(Saved data entries)
## BEGIN

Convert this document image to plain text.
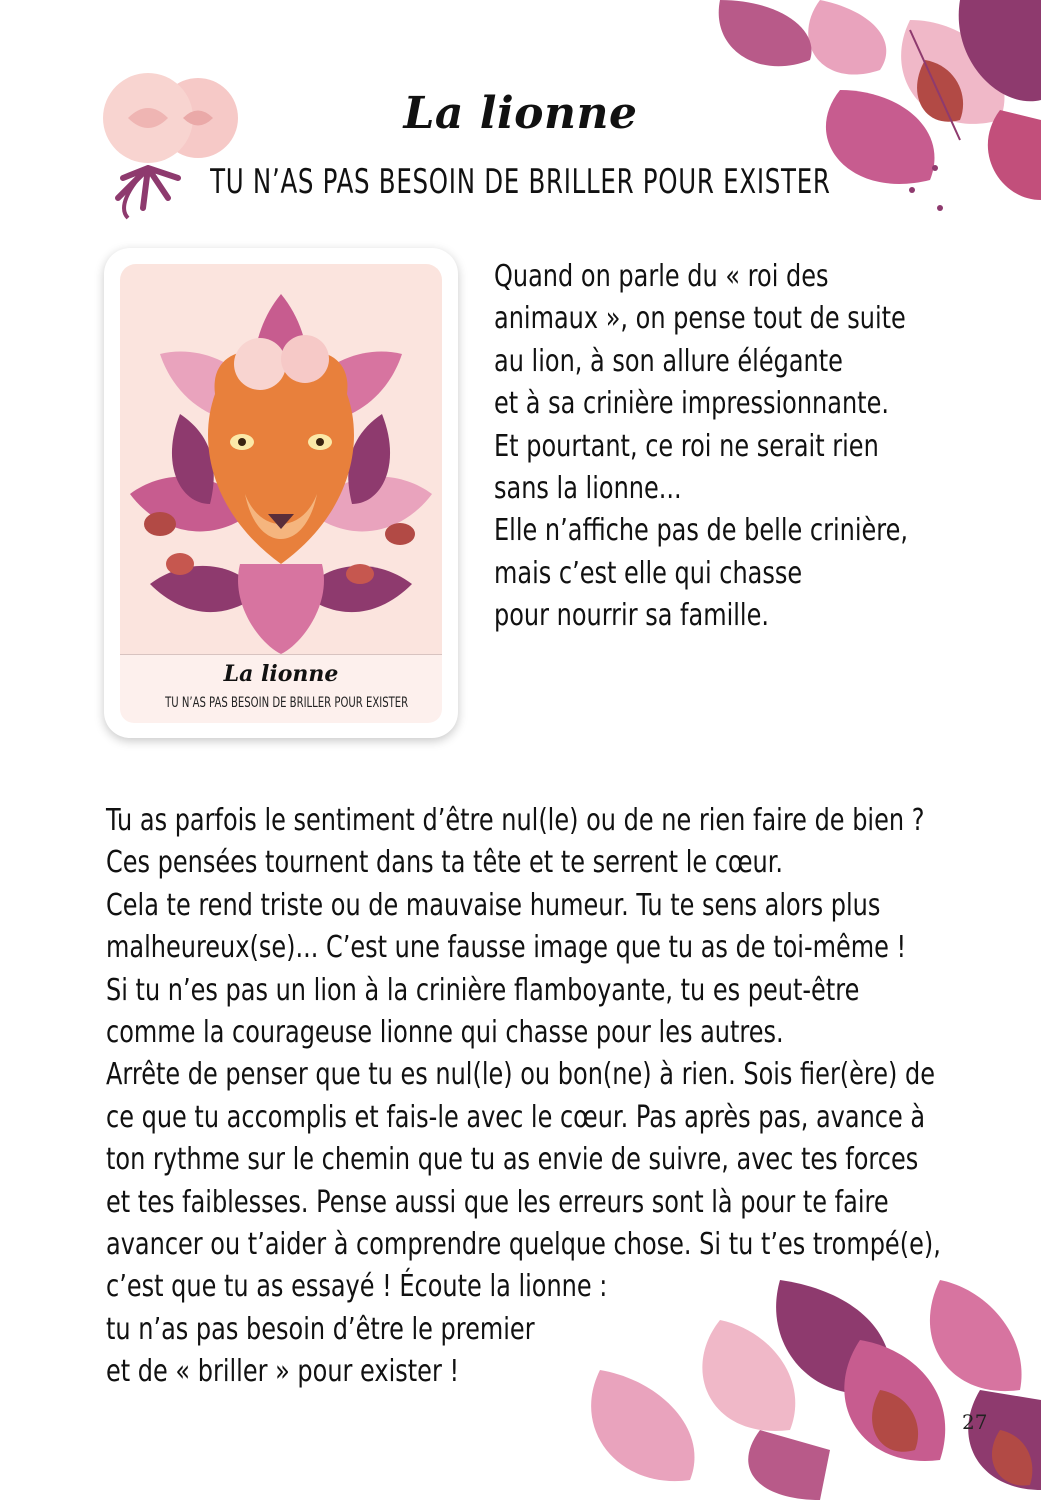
La lionne
TU N’AS PAS BESOIN DE BRILLER POUR EXISTER
La lionne
TU N’AS PAS BESOIN DE BRILLER POUR EXISTER
Quand on parle du « roi des
animaux », on pense tout de suite
au lion, à son allure élégante
et à sa crinière impressionnante.
Et pourtant, ce roi ne serait rien
sans la lionne...
Elle n’affiche pas de belle crinière,
mais c’est elle qui chasse
pour nourrir sa famille.
Tu as parfois le sentiment d’être nul(le) ou de ne rien faire de bien ?
Ces pensées tournent dans ta tête et te serrent le cœur.
Cela te rend triste ou de mauvaise humeur. Tu te sens alors plus
malheureux(se)... C’est une fausse image que tu as de toi-même !
Si tu n’es pas un lion à la crinière flamboyante, tu es peut-être
comme la courageuse lionne qui chasse pour les autres.
Arrête de penser que tu es nul(le) ou bon(ne) à rien. Sois fier(ère) de
ce que tu accomplis et fais-le avec le cœur. Pas après pas, avance à
ton rythme sur le chemin que tu as envie de suivre, avec tes forces
et tes faiblesses. Pense aussi que les erreurs sont là pour te faire
avancer ou t’aider à comprendre quelque chose. Si tu t’es trompé(e),
c’est que tu as essayé ! Écoute la lionne :
tu n’as pas besoin d’être le premier
et de « briller » pour exister !
27
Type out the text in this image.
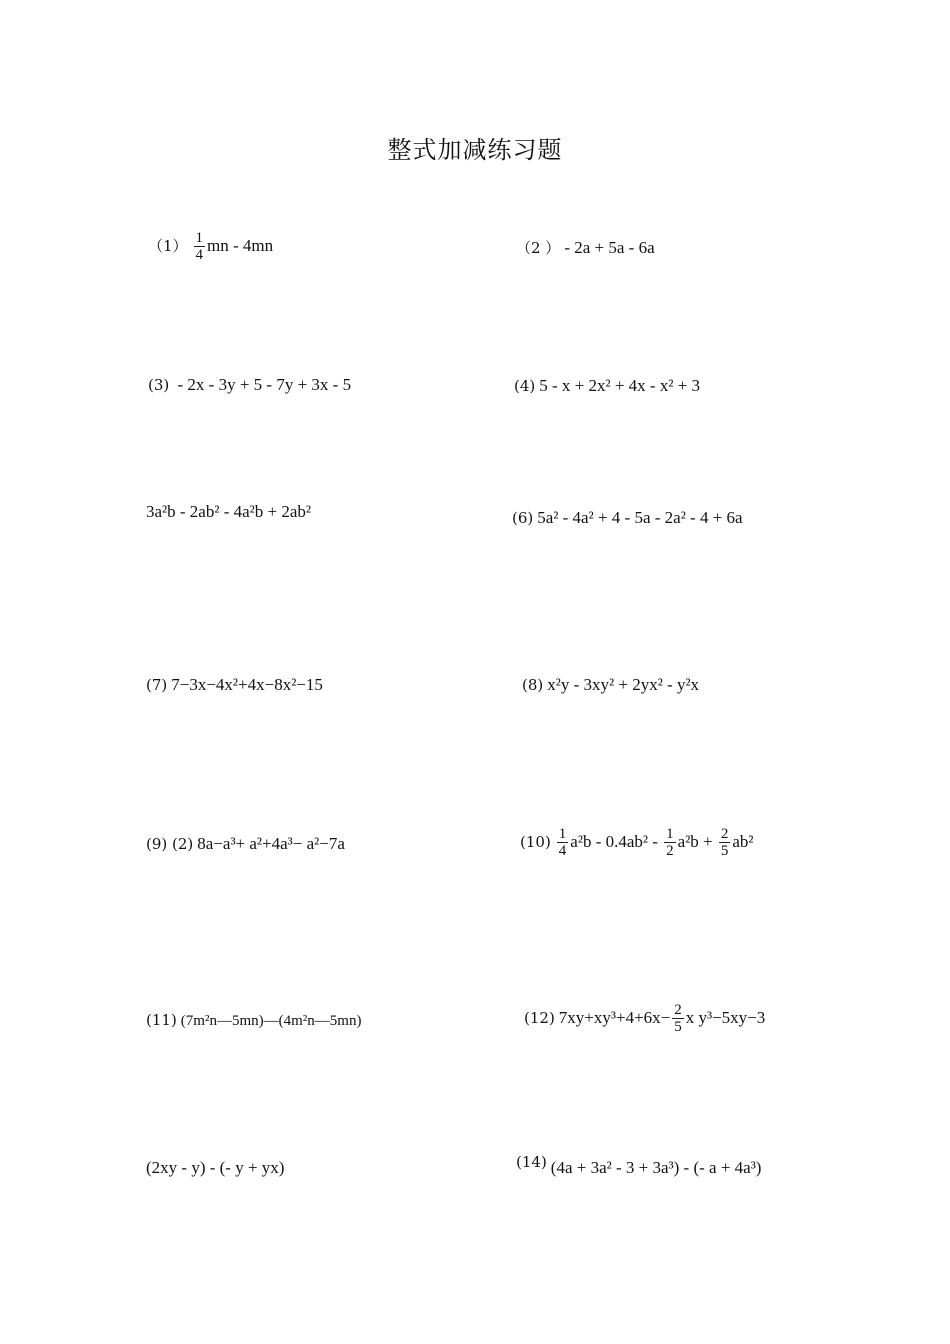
整式加减练习题
$(1) \frac{1}{4}$ mn - 4mn	（2 ） - 2a + 5a - 6a
(3) - 2x - 3y + 5 - 7y + 3x - 5	(4) 5 - x + 2x² + 4x - x² + 3
3a²b - 2ab² - 4a²b + 2ab²	(6) 5a² - 4a² + 4 - 5a - 2a² - 4 + 6a
(7) 7−3x−4x²+4x−8x²−15	(8) x²y - 3xy² + 2yx² - y²x
(9) (2) 8a−a³+ a²+4a³− a²−7a	$(10) \frac{1}{4} a^2b - 0.4ab^2 - \frac{1}{2} a^2b + \frac{2}{5} ab^2$
(11) (7m²n—5mn)—(4m²n—5mn)	(12) $7xy+xy^3+4+6x- \frac{2}{5}$ x y³−5xy−3
(2xy - y) - (- y + yx)	(14) (4a + 3a² - 3 + 3a³) - (- a + 4a³)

## END

» WRITTEN REQUEST
All of the lines above should be retyped precisely, apart from the pictures.

» RESPONSE TO THIS TASK
Convert this document image to plain text.
La lionne
TU N’AS PAS BESOIN DE BRILLER POUR EXISTER
La lionne
TU N’AS PAS BESOIN DE BRILLER POUR EXISTER
Quand on parle du « roi des
animaux », on pense tout de suite
au lion, à son allure élégante
et à sa crinière impressionnante.
Et pourtant, ce roi ne serait rien
sans la lionne...
Elle n’affiche pas de belle crinière,
mais c’est elle qui chasse
pour nourrir sa famille.
Tu as parfois le sentiment d’être nul(le) ou de ne rien faire de bien ?
Ces pensées tournent dans ta tête et te serrent le cœur.
Cela te rend triste ou de mauvaise humeur. Tu te sens alors plus
malheureux(se)... C’est une fausse image que tu as de toi-même !
Si tu n’es pas un lion à la crinière flamboyante, tu es peut-être
comme la courageuse lionne qui chasse pour les autres.
Arrête de penser que tu es nul(le) ou bon(ne) à rien. Sois fier(ère) de
ce que tu accomplis et fais-le avec le cœur. Pas après pas, avance à
ton rythme sur le chemin que tu as envie de suivre, avec tes forces
et tes faiblesses. Pense aussi que les erreurs sont là pour te faire
avancer ou t’aider à comprendre quelque chose. Si tu t’es trompé(e),
c’est que tu as essayé ! Écoute la lionne :
tu n’as pas besoin d’être le premier
et de « briller » pour exister !
27
Type out the text in this image.
整式加减练习题
$(1) \frac{1}{4}$ mn - 4mn	（2 ） - 2a + 5a - 6a
(3) - 2x - 3y + 5 - 7y + 3x - 5	(4) 5 - x + 2x² + 4x - x² + 3
3a²b - 2ab² - 4a²b + 2ab²	(6) 5a² - 4a² + 4 - 5a - 2a² - 4 + 6a
(7) 7−3x−4x²+4x−8x²−15	(8) x²y - 3xy² + 2yx² - y²x
(9) (2) 8a−a³+ a²+4a³− a²−7a	$(10) \frac{1}{4} a^2b - 0.4ab^2 - \frac{1}{2} a^2b + \frac{2}{5} ab^2$
(11) (7m²n—5mn)—(4m²n—5mn)	(12) $7xy+xy^3+4+6x- \frac{2}{5}$ x y³−5xy−3
(2xy - y) - (- y + yx)	(14) (4a + 3a² - 3 + 3a³) - (- a + 4a³)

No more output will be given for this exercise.